> _Directive_: Copy the records word for word, from the line with "featuring-title: Featuring: [74,118,187,145]" up to and including the line with "featured-slider: Featuring: BONTERRA", and give only those lines.

> _Given records_:
***
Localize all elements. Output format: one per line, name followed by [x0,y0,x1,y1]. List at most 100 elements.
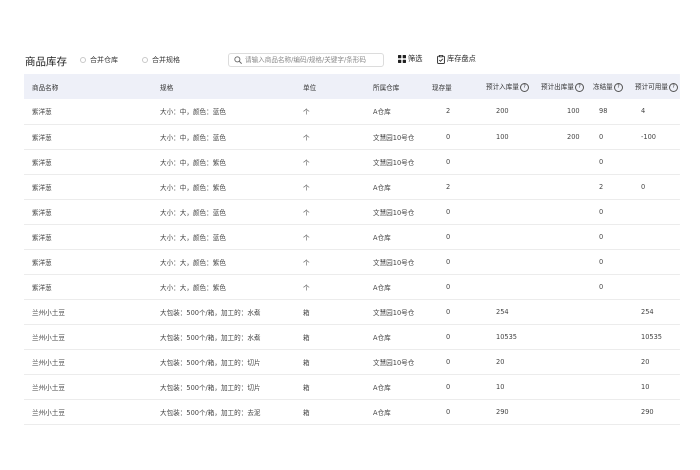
table-row[interactable]: 紫洋葱 大小：大，颜色：紫色 个 文慧园10号仓 0 0 [24,249,680,274]
table-row[interactable]: 紫洋葱 大小：中，颜色：紫色 个 文慧园10号仓 0 0 [24,149,680,174]
scroll-fade [678,74,700,424]
table-row[interactable]: 兰州小土豆 大包装：500个/箱，加工的：去泥 箱 A仓库 0 290 290 [24,399,680,424]
cell-expected-out [541,349,593,374]
grid-icon [398,55,406,63]
cell-expected-out [541,399,593,424]
page-title: 商品库存 [25,56,67,68]
cell-spec: 大包装：500个/箱，加工的：切片 [160,383,261,392]
inventory-table: 商品名称 规格 单位 所属仓库 现存量 预计入库量? 预计出库量? 冻结量? 预… [24,74,680,425]
table-row[interactable]: 兰州小土豆 大包装：500个/箱，加工的：切片 箱 A仓库 0 10 10 [24,374,680,399]
cell-expected-out [541,299,593,324]
radio-circle[interactable] [142,57,148,63]
column-header-frozen[interactable]: 冻结量? [593,74,635,99]
stocktake-button[interactable]: 库存盘点 [437,54,476,64]
cell-frozen [593,349,635,374]
merge-warehouse-radio[interactable]: 合并仓库 [80,55,118,65]
cell-warehouse: A仓库 [373,283,391,292]
radio-circle[interactable] [80,57,86,63]
cell-name: 兰州小土豆 [32,333,65,342]
table-row[interactable]: 紫洋葱 大小：大，颜色：蓝色 个 文慧园10号仓 0 0 [24,199,680,224]
cell-expected-available [635,249,680,274]
cell-expected-available: 20 [641,357,650,366]
cell-spec: 大小：中，颜色：蓝色 [160,133,226,142]
cell-frozen [593,299,635,324]
cell-expected-available: 290 [641,407,654,416]
cell-expected-in [486,149,541,174]
help-icon[interactable]: ? [519,82,529,92]
cell-expected-in: 200 [496,107,509,116]
table-row[interactable]: 兰州小土豆 大包装：500个/箱，加工的：切片 箱 文慧园10号仓 0 20 20 [24,349,680,374]
help-icon[interactable]: ? [668,82,678,92]
cell-name: 兰州小土豆 [32,383,65,392]
cell-warehouse: 文慧园10号仓 [373,208,415,217]
cell-name: 兰州小土豆 [32,408,65,417]
cell-frozen: 0 [599,157,604,166]
cell-frozen [593,374,635,399]
cell-name: 紫洋葱 [32,108,52,117]
cell-expected-available [635,274,680,299]
cell-unit: 箱 [303,408,310,417]
column-header-warehouse[interactable]: 所属仓库 [373,74,432,99]
cell-warehouse: 文慧园10号仓 [373,133,415,142]
column-header-stock[interactable]: 现存量 [432,74,486,99]
cell-expected-available [635,199,680,224]
cell-stock: 0 [446,232,451,241]
search-input[interactable] [245,56,381,64]
column-header-name[interactable]: 商品名称 [24,74,160,99]
cell-spec: 大小：大，颜色：蓝色 [160,233,226,242]
cell-warehouse: A仓库 [373,108,391,117]
table-row[interactable]: 紫洋葱 大小：中，颜色：蓝色 个 文慧园10号仓 0 100 200 0 -100 [24,124,680,149]
filter-button[interactable]: 筛选 [398,54,422,64]
column-header-expected-out[interactable]: 预计出库量? [541,74,593,99]
column-header-expected-in[interactable]: 预计入库量? [486,74,541,99]
table-row[interactable]: 紫洋葱 大小：大，颜色：紫色 个 A仓库 0 0 [24,274,680,299]
table-row[interactable]: 兰州小土豆 大包装：500个/箱，加工的：水煮 箱 文慧园10号仓 0 254 254 [24,299,680,324]
clipboard-icon [437,54,445,64]
column-header-spec[interactable]: 规格 [160,74,303,99]
cell-warehouse: A仓库 [373,408,391,417]
cell-frozen: 0 [599,282,604,291]
cell-unit: 箱 [303,358,310,367]
cell-expected-available: 4 [641,107,646,116]
search-box[interactable] [228,53,384,67]
cell-unit: 箱 [303,383,310,392]
cell-spec: 大包装：500个/箱，加工的：切片 [160,358,261,367]
cell-frozen: 0 [599,232,604,241]
cell-spec: 大小：中，颜色：蓝色 [160,108,226,117]
cell-unit: 个 [303,258,310,267]
table-row[interactable]: 紫洋葱 大小：中，颜色：紫色 个 A仓库 2 2 0 [24,174,680,199]
cell-stock: 0 [446,207,451,216]
cell-expected-available: 254 [641,307,654,316]
cell-name: 紫洋葱 [32,208,52,217]
cell-warehouse: A仓库 [373,183,391,192]
cell-name: 兰州小土豆 [32,358,65,367]
search-icon [234,56,242,64]
merge-warehouse-label: 合并仓库 [90,56,118,64]
cell-stock: 0 [446,307,451,316]
cell-expected-out [541,274,593,299]
column-header-expected-available[interactable]: 预计可用量? [635,74,680,99]
table-row[interactable]: 紫洋葱 大小：中，颜色：蓝色 个 A仓库 2 200 100 98 4 [24,99,680,124]
cell-unit: 个 [303,158,310,167]
table-row[interactable]: 紫洋葱 大小：大，颜色：蓝色 个 A仓库 0 0 [24,224,680,249]
cell-expected-available [635,149,680,174]
filter-label: 筛选 [408,54,423,63]
stocktake-label: 库存盘点 [447,54,476,63]
help-icon[interactable]: ? [574,82,584,92]
column-header-unit[interactable]: 单位 [303,74,373,99]
cell-expected-available: 0 [641,182,646,191]
cell-expected-in [486,224,541,249]
table-row[interactable]: 兰州小土豆 大包装：500个/箱，加工的：水煮 箱 A仓库 0 10535 10535 [24,324,680,349]
cell-expected-out [541,324,593,349]
merge-spec-radio[interactable]: 合并规格 [142,55,180,65]
cell-frozen [593,399,635,424]
help-icon[interactable]: ? [613,82,623,92]
cell-warehouse: 文慧园10号仓 [373,158,415,167]
expected-out-label: 预计出库量 [541,83,574,92]
cell-unit: 个 [303,183,310,192]
cell-expected-out [541,224,593,249]
cell-expected-out [541,249,593,274]
cell-unit: 箱 [303,308,310,317]
cell-stock: 0 [446,132,451,141]
cell-unit: 个 [303,133,310,142]
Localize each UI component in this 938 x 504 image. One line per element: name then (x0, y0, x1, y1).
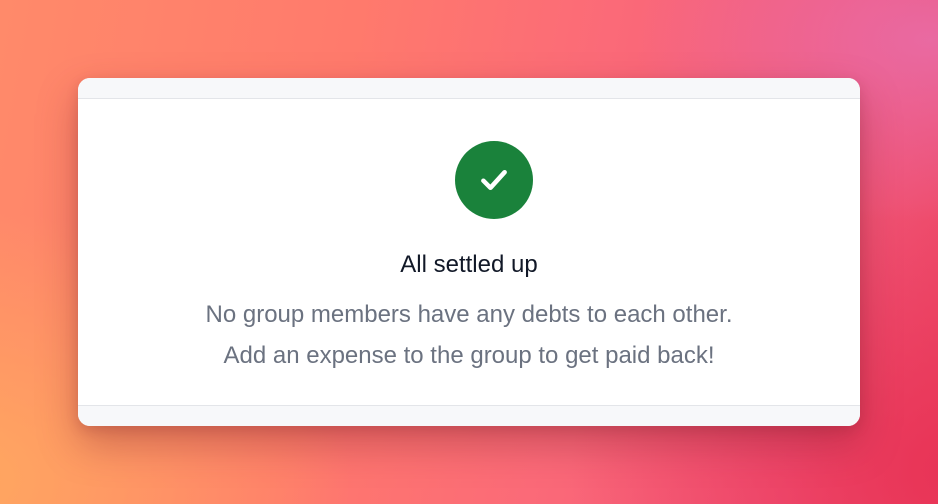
empty-state-title: All settled up (400, 251, 538, 278)
checkmark-icon (481, 169, 507, 191)
card-header-strip (78, 78, 860, 99)
empty-state-message-line-2: Add an expense to the group to get paid … (223, 342, 715, 369)
check-circle-icon (455, 141, 533, 219)
card-footer-strip (78, 405, 860, 426)
settle-up-card: All settled up No group members have any… (78, 78, 860, 426)
empty-state-message: No group members have any debts to each … (78, 294, 860, 376)
empty-state-message-line-1: No group members have any debts to each … (205, 301, 733, 328)
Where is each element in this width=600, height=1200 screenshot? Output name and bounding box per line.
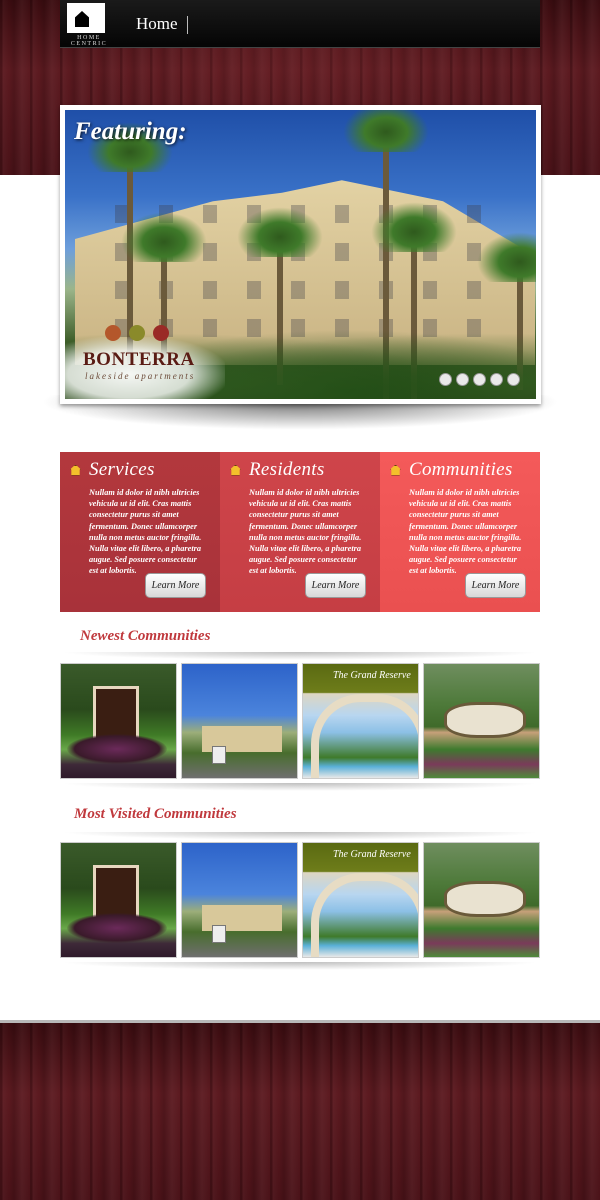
featuring-title: Featuring: [74,118,187,145]
most-visited-communities-gallery: The Grand Reserve [60,842,540,960]
community-thumbnail-entrance-sign[interactable] [423,842,540,958]
house-icon [390,464,401,476]
most-visited-communities-heading: Most Visited Communities [74,806,237,822]
nav-home-link[interactable]: Home [136,14,178,34]
nav-divider [187,16,188,34]
thumbnail-caption: The Grand Reserve [333,849,411,860]
panel-title: Residents [249,459,325,480]
slider-pagination [439,373,520,386]
brand-tagline: lakeside apartments [85,371,196,381]
newest-communities-heading: Newest Communities [80,628,211,644]
community-thumbnail-tiffany-oaks[interactable] [60,842,177,958]
bonterra-logo: BONTERRA lakeside apartments [65,325,225,399]
community-thumbnail-grand-reserve[interactable]: The Grand Reserve [302,842,419,958]
section-divider [60,962,540,970]
top-navbar: HOME CENTRIC Home [60,0,540,48]
panel-description: Nullam id dolor id nibh ultricies vehicu… [89,488,202,576]
community-thumbnail-entrance-sign[interactable] [423,663,540,779]
slider-dot-5[interactable] [507,373,520,386]
community-thumbnail-palms[interactable] [181,842,298,958]
learn-more-button[interactable]: Learn More [465,573,526,598]
house-logo-icon [67,3,105,33]
section-divider [60,783,540,791]
section-divider [60,652,540,660]
featured-slider: Featuring: BONTERRA lakeside apartments [60,105,541,404]
panel-communities: Communities Nullam id dolor id nibh ultr… [380,452,540,612]
slider-dot-3[interactable] [473,373,486,386]
community-thumbnail-tiffany-oaks[interactable] [60,663,177,779]
panel-title: Services [89,459,155,480]
panel-title: Communities [409,459,513,480]
section-divider [60,832,540,840]
thumbnail-caption: The Grand Reserve [333,670,411,681]
panel-services: Services Nullam id dolor id nibh ultrici… [60,452,220,612]
footer-wood-background [0,1020,600,1200]
slider-dot-1[interactable] [439,373,452,386]
panel-description: Nullam id dolor id nibh ultricies vehicu… [409,488,522,576]
community-thumbnail-palms[interactable] [181,663,298,779]
brand-name: BONTERRA [83,349,195,370]
newest-communities-gallery: The Grand Reserve [60,663,540,781]
slider-dot-2[interactable] [456,373,469,386]
featured-slide-image[interactable]: Featuring: BONTERRA lakeside apartments [65,110,536,399]
house-icon [70,464,81,476]
slider-dot-4[interactable] [490,373,503,386]
home-centric-logo[interactable]: HOME CENTRIC [65,3,109,47]
learn-more-button[interactable]: Learn More [145,573,206,598]
panel-residents: Residents Nullam id dolor id nibh ultric… [220,452,380,612]
leaf-emblem-icon [105,325,185,343]
logo-text: HOME CENTRIC [70,35,108,47]
learn-more-button[interactable]: Learn More [305,573,366,598]
community-thumbnail-grand-reserve[interactable]: The Grand Reserve [302,663,419,779]
info-panels: Services Nullam id dolor id nibh ultrici… [60,452,540,612]
house-icon [230,464,241,476]
panel-description: Nullam id dolor id nibh ultricies vehicu… [249,488,362,576]
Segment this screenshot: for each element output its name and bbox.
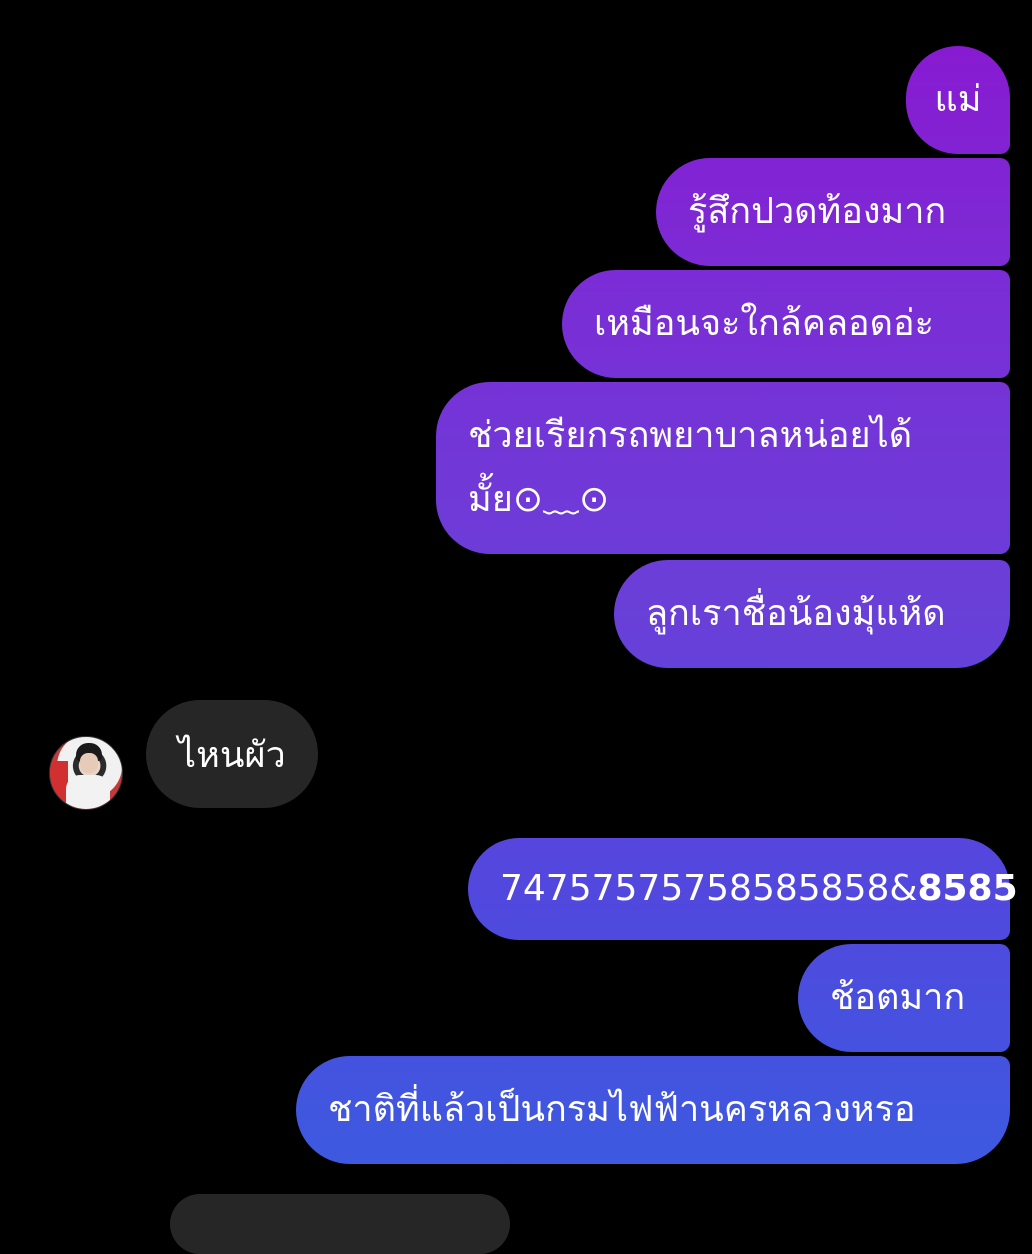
***
> _Completed exercise_:
featuring-title: Featuring: [74,118,187,145]
most-visited-communities-gallery: The Grand Reserve [60,842,540,960]
community-thumbnail-entrance-sign[interactable] [423,842,540,958]
house-icon [390,464,401,476]
most-visited-communities-heading: Most Visited Communities [74,806,237,822]
nav-home-link[interactable]: Home [136,14,178,34]
nav-divider [187,16,188,34]
thumbnail-caption: The Grand Reserve [333,849,411,860]
panel-title: Residents [249,459,325,480]
slider-pagination [439,373,520,386]
brand-tagline: lakeside apartments [85,371,196,381]
newest-communities-heading: Newest Communities [80,628,211,644]
community-thumbnail-tiffany-oaks[interactable] [60,842,177,958]
bonterra-logo: BONTERRA lakeside apartments [65,325,225,399]
community-thumbnail-grand-reserve[interactable]: The Grand Reserve [302,842,419,958]
section-divider [60,962,540,970]
top-navbar: HOME CENTRIC Home [60,0,540,48]
panel-description: Nullam id dolor id nibh ultricies vehicu… [89,488,202,576]
community-thumbnail-entrance-sign[interactable] [423,663,540,779]
slider-dot-5[interactable] [507,373,520,386]
community-thumbnail-palms[interactable] [181,842,298,958]
learn-more-button[interactable]: Learn More [465,573,526,598]
house-logo-icon [67,3,105,33]
section-divider [60,783,540,791]
section-divider [60,652,540,660]
featured-slider: Featuring: BONTERRA lakeside apartments [60,105,541,404]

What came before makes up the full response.